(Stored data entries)
────────────────
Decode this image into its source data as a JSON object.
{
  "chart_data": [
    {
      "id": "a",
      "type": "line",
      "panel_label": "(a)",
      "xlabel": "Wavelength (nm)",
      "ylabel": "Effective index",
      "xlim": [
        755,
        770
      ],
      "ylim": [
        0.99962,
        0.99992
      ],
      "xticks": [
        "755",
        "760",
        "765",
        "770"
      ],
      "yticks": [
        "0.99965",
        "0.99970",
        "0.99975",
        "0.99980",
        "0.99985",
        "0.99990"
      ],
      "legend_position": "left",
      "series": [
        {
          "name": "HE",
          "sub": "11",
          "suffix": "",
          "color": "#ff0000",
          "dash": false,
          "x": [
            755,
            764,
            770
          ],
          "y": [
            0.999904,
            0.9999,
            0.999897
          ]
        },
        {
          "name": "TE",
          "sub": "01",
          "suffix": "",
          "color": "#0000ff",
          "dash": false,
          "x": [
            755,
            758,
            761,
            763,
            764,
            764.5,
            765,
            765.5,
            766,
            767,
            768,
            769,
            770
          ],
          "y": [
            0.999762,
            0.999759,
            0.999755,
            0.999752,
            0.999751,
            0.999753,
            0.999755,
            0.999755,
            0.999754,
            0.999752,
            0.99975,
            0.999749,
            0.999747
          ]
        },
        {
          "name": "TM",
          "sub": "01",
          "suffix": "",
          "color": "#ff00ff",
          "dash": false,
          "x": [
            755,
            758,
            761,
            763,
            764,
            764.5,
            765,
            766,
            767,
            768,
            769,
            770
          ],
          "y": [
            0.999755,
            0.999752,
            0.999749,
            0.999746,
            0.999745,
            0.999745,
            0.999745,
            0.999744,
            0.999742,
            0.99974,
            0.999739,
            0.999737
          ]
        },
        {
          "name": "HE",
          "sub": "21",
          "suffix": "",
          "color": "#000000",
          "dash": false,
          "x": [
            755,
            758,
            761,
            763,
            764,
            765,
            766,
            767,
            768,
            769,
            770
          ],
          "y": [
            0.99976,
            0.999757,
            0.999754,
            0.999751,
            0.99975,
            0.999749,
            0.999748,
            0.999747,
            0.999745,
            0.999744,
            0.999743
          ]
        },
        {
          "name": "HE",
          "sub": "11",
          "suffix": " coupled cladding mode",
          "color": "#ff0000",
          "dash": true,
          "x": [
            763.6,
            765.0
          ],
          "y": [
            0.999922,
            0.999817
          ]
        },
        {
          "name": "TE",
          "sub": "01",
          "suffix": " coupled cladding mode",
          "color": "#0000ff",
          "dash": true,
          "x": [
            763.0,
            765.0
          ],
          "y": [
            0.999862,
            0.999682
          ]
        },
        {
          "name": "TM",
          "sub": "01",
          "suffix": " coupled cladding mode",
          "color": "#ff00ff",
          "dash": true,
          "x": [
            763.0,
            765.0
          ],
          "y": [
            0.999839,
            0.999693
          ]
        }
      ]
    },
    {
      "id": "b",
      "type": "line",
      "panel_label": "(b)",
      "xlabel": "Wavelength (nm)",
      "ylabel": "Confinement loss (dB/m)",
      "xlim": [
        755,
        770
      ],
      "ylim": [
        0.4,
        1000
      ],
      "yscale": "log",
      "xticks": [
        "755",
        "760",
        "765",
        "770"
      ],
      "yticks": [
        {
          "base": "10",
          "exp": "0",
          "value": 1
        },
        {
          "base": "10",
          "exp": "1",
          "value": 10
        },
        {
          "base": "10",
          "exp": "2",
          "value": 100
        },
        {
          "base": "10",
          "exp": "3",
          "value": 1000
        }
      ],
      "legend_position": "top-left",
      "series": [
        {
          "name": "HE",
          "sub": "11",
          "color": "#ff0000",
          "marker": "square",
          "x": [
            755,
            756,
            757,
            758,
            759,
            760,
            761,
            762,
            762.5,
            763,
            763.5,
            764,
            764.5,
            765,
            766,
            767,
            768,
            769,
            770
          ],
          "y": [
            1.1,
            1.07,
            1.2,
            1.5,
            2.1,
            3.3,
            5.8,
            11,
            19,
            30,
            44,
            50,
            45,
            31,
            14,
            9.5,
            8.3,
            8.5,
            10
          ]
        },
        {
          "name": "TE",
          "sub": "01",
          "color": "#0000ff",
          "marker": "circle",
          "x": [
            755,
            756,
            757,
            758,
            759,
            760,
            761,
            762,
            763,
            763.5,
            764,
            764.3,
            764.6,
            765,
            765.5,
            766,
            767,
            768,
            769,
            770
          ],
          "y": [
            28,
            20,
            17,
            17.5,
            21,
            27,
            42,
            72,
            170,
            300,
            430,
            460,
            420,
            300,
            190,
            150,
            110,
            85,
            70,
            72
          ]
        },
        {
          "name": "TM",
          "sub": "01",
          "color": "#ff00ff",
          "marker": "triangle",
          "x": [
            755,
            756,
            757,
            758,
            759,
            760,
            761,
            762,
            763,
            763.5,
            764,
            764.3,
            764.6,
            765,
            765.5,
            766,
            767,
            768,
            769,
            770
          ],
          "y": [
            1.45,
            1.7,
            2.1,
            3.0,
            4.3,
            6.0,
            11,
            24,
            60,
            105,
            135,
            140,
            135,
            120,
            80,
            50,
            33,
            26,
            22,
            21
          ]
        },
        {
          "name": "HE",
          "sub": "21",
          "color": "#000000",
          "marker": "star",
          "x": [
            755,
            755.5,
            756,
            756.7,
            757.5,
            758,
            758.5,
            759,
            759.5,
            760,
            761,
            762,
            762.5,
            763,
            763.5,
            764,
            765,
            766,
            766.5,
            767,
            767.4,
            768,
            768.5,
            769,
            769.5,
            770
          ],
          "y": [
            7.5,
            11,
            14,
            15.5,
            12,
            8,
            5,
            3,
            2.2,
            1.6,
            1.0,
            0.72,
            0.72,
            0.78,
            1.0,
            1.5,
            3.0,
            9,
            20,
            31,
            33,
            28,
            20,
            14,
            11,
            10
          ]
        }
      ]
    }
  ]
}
────────────────
What the exercise asks →
Please reproduce every line of the material word for word.

Written answer →
Decode this image into its source data as a JSON object.
{
  "chart_data": [
    {
      "id": "a",
      "type": "line",
      "panel_label": "(a)",
      "xlabel": "Wavelength (nm)",
      "ylabel": "Effective index",
      "xlim": [
        755,
        770
      ],
      "ylim": [
        0.99962,
        0.99992
      ],
      "xticks": [
        "755",
        "760",
        "765",
        "770"
      ],
      "yticks": [
        "0.99965",
        "0.99970",
        "0.99975",
        "0.99980",
        "0.99985",
        "0.99990"
      ],
      "legend_position": "left",
      "series": [
        {
          "name": "HE",
          "sub": "11",
          "suffix": "",
          "color": "#ff0000",
          "dash": false,
          "x": [
            755,
            764,
            770
          ],
          "y": [
            0.999904,
            0.9999,
            0.999897
          ]
        },
        {
          "name": "TE",
          "sub": "01",
          "suffix": "",
          "color": "#0000ff",
          "dash": false,
          "x": [
            755,
            758,
            761,
            763,
            764,
            764.5,
            765,
            765.5,
            766,
            767,
            768,
            769,
            770
          ],
          "y": [
            0.999762,
            0.999759,
            0.999755,
            0.999752,
            0.999751,
            0.999753,
            0.999755,
            0.999755,
            0.999754,
            0.999752,
            0.99975,
            0.999749,
            0.999747
          ]
        },
        {
          "name": "TM",
          "sub": "01",
          "suffix": "",
          "color": "#ff00ff",
          "dash": false,
          "x": [
            755,
            758,
            761,
            763,
            764,
            764.5,
            765,
            766,
            767,
            768,
            769,
            770
          ],
          "y": [
            0.999755,
            0.999752,
            0.999749,
            0.999746,
            0.999745,
            0.999745,
            0.999745,
            0.999744,
            0.999742,
            0.99974,
            0.999739,
            0.999737
          ]
        },
        {
          "name": "HE",
          "sub": "21",
          "suffix": "",
          "color": "#000000",
          "dash": false,
          "x": [
            755,
            758,
            761,
            763,
            764,
            765,
            766,
            767,
            768,
            769,
            770
          ],
          "y": [
            0.99976,
            0.999757,
            0.999754,
            0.999751,
            0.99975,
            0.999749,
            0.999748,
            0.999747,
            0.999745,
            0.999744,
            0.999743
          ]
        },
        {
          "name": "HE",
          "sub": "11",
          "suffix": " coupled cladding mode",
          "color": "#ff0000",
          "dash": true,
          "x": [
            763.6,
            765.0
          ],
          "y": [
            0.999922,
            0.999817
          ]
        },
        {
          "name": "TE",
          "sub": "01",
          "suffix": " coupled cladding mode",
          "color": "#0000ff",
          "dash": true,
          "x": [
            763.0,
            765.0
          ],
          "y": [
            0.999862,
            0.999682
          ]
        },
        {
          "name": "TM",
          "sub": "01",
          "suffix": " coupled cladding mode",
          "color": "#ff00ff",
          "dash": true,
          "x": [
            763.0,
            765.0
          ],
          "y": [
            0.999839,
            0.999693
          ]
        }
      ]
    },
    {
      "id": "b",
      "type": "line",
      "panel_label": "(b)",
      "xlabel": "Wavelength (nm)",
      "ylabel": "Confinement loss (dB/m)",
      "xlim": [
        755,
        770
      ],
      "ylim": [
        0.4,
        1000
      ],
      "yscale": "log",
      "xticks": [
        "755",
        "760",
        "765",
        "770"
      ],
      "yticks": [
        {
          "base": "10",
          "exp": "0",
          "value": 1
        },
        {
          "base": "10",
          "exp": "1",
          "value": 10
        },
        {
          "base": "10",
          "exp": "2",
          "value": 100
        },
        {
          "base": "10",
          "exp": "3",
          "value": 1000
        }
      ],
      "legend_position": "top-left",
      "series": [
        {
          "name": "HE",
          "sub": "11",
          "color": "#ff0000",
          "marker": "square",
          "x": [
            755,
            756,
            757,
            758,
            759,
            760,
            761,
            762,
            762.5,
            763,
            763.5,
            764,
            764.5,
            765,
            766,
            767,
            768,
            769,
            770
          ],
          "y": [
            1.1,
            1.07,
            1.2,
            1.5,
            2.1,
            3.3,
            5.8,
            11,
            19,
            30,
            44,
            50,
            45,
            31,
            14,
            9.5,
            8.3,
            8.5,
            10
          ]
        },
        {
          "name": "TE",
          "sub": "01",
          "color": "#0000ff",
          "marker": "circle",
          "x": [
            755,
            756,
            757,
            758,
            759,
            760,
            761,
            762,
            763,
            763.5,
            764,
            764.3,
            764.6,
            765,
            765.5,
            766,
            767,
            768,
            769,
            770
          ],
          "y": [
            28,
            20,
            17,
            17.5,
            21,
            27,
            42,
            72,
            170,
            300,
            430,
            460,
            420,
            300,
            190,
            150,
            110,
            85,
            70,
            72
          ]
        },
        {
          "name": "TM",
          "sub": "01",
          "color": "#ff00ff",
          "marker": "triangle",
          "x": [
            755,
            756,
            757,
            758,
            759,
            760,
            761,
            762,
            763,
            763.5,
            764,
            764.3,
            764.6,
            765,
            765.5,
            766,
            767,
            768,
            769,
            770
          ],
          "y": [
            1.45,
            1.7,
            2.1,
            3.0,
            4.3,
            6.0,
            11,
            24,
            60,
            105,
            135,
            140,
            135,
            120,
            80,
            50,
            33,
            26,
            22,
            21
          ]
        },
        {
          "name": "HE",
          "sub": "21",
          "color": "#000000",
          "marker": "star",
          "x": [
            755,
            755.5,
            756,
            756.7,
            757.5,
            758,
            758.5,
            759,
            759.5,
            760,
            761,
            762,
            762.5,
            763,
            763.5,
            764,
            765,
            766,
            766.5,
            767,
            767.4,
            768,
            768.5,
            769,
            769.5,
            770
          ],
          "y": [
            7.5,
            11,
            14,
            15.5,
            12,
            8,
            5,
            3,
            2.2,
            1.6,
            1.0,
            0.72,
            0.72,
            0.78,
            1.0,
            1.5,
            3.0,
            9,
            20,
            31,
            33,
            28,
            20,
            14,
            11,
            10
          ]
        }
      ]
    }
  ]
}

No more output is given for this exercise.